- **Extracted text**

————————

Case Study Details - MDF Wood

Basic Information

Overview

MDF Industry Process Overview: In the MDF industry, several key processes are involved in converting raw wood into finished boards. These include raw material chipping, washing and cleaning, wood chip feeding and refining, followed by forming and pressing. MDF Feeder System – Function and Importance The feeder system is a critical section in the MDF production line, primarily responsible for raw material conditioning. Its main function is to compress incoming wood chips and remove excess moisture before the material enters the cooking and refining stages. Design and Key Components The feeder system consists of several essential components, most notably the compression plug feeder screw operating within a high-pressure conical compression zone, enclosed by a wear-resistant housing. The system depends on maintaining a precise operational clearance between the plug screw flight outer diameter (OD) and the internal bore profile of the housing to ensure effective compression and dewatering. Wear Conditions and Operational Challenges Due to continuous exposure to high pressure, abrasive wood chips, and moisture-induced corrosion, this area experiences severe wear conditions. Any increase in clearance caused by wear on the screw flight OD or the housing bore directly reduces compression efficiency. This can lead to material slippage, decreased dewatering performance, and accelerated material degradation. In severe cases, it may also result in coating failures, such as tungsten carbide delamination or peeling in high-wear zones.

Industry

MDF Wood

Location

Kanchanaburi, TH

Component/Workpiece

Plug feeder screw

Business Type

Integra - Workshop

Job Type

Repair

OEM

Andritz

Type of Wear

Abrasion

Corrosion

Base Metal

stainless steel

General Dimensions (mm)

————————

- **Exercises to complete**
A – According to the MDF case study, why does wear on the plug screw flight or the housing bore hurt the feeder system's performance? Answer in one to three sentences.
B – Which OEM does the MDF case study list?
C – Extend the MDF plug feeder screw case study from its last line onward.
None of the tasks needs the material that comes after the case study.

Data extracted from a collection
————————

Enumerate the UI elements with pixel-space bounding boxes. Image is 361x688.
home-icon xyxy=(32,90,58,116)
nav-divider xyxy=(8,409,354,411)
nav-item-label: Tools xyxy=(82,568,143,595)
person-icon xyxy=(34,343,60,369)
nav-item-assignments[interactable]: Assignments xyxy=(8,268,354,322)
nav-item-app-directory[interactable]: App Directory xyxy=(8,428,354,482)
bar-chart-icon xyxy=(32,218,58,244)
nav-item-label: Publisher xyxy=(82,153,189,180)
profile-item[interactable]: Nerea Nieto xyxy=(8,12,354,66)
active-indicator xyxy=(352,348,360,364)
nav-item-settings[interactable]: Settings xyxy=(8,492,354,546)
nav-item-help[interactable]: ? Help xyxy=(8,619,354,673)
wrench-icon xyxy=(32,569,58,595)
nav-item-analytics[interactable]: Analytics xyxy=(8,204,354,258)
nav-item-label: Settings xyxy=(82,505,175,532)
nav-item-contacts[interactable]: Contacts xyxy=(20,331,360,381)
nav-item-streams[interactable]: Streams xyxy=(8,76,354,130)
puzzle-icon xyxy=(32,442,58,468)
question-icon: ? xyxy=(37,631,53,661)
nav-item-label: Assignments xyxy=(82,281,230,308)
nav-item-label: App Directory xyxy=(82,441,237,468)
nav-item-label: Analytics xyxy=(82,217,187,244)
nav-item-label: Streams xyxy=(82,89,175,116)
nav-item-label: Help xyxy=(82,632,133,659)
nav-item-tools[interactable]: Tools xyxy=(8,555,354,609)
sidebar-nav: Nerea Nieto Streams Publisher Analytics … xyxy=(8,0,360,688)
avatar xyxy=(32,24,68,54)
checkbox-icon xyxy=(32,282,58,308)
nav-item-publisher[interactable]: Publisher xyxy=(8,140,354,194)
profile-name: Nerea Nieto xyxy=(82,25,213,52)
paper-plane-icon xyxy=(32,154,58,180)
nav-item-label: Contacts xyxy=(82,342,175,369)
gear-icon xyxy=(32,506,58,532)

————————

- **Answers below**
A – The feeder depends on a precise clearance between the plug screw flight outer diameter and the housing bore to compress and dewater the wood chips. Wear on either surface widens that clearance, which directly lowers compression efficiency. This can cause material slippage, weaker dewatering and faster material degradation.

B – Andritz.

C –
Dia 500 X 3270 mm length

Problem Description

The challenge the customer was facing

Problem Description – Plug Feeder Screw Hardfacing Failure Hardfacing Configuration The plug feeder screw is made of stainless steel, with the screw flight protected by three layers of chrome-based 431-G buffer material, followed by two layers of tungsten carbide on the flight outer diameter (OD). The front flight corner is also reinforced with a 431-G layer and tungsten carbide coating to improve wear resistance. Design Gap at Ribbon Back Face However, the ribbon back face is directly coated with tungsten carbide without a 431-G buffer layer. This creates poor bonding and low toughness at the interface, especially at sharp edges. Failure Mechanism Under high pressure, abrasion, and cyclic loading, stress concentrates at the sharp back face edge. Without a ductile buffer layer, the brittle tungsten carbide coating tends to crack and peel off. Operational Impact The detached carbide particles enter the refiner system and damage the refiner segments, leading to increased wear, reduced efficiency, and higher maintenance costs.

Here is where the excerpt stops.